Problem.
Reproduce each of the lines word for word.

⁂

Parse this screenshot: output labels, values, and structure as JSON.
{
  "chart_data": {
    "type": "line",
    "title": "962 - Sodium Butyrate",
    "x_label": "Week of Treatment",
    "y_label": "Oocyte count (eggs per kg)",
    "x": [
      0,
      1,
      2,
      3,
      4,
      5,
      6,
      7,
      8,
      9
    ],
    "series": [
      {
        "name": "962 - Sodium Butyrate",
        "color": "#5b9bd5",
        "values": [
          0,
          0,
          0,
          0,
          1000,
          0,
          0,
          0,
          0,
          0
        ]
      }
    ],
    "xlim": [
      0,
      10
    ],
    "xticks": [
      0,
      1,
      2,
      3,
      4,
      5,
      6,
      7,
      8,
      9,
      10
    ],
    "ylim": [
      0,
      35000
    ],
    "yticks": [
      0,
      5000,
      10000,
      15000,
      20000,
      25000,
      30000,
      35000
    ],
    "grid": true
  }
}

⁂

Answer to this problem.
Parse this screenshot: output labels, values, and structure as JSON.
{
  "chart_data": {
    "type": "line",
    "title": "962 - Sodium Butyrate",
    "x_label": "Week of Treatment",
    "y_label": "Oocyte count (eggs per kg)",
    "x": [
      0,
      1,
      2,
      3,
      4,
      5,
      6,
      7,
      8,
      9
    ],
    "series": [
      {
        "name": "962 - Sodium Butyrate",
        "color": "#5b9bd5",
        "values": [
          0,
          0,
          0,
          0,
          1000,
          0,
          0,
          0,
          0,
          0
        ]
      }
    ],
    "xlim": [
      0,
      10
    ],
    "xticks": [
      0,
      1,
      2,
      3,
      4,
      5,
      6,
      7,
      8,
      9,
      10
    ],
    "ylim": [
      0,
      35000
    ],
    "yticks": [
      0,
      5000,
      10000,
      15000,
      20000,
      25000,
      30000,
      35000
    ],
    "grid": true
  }
}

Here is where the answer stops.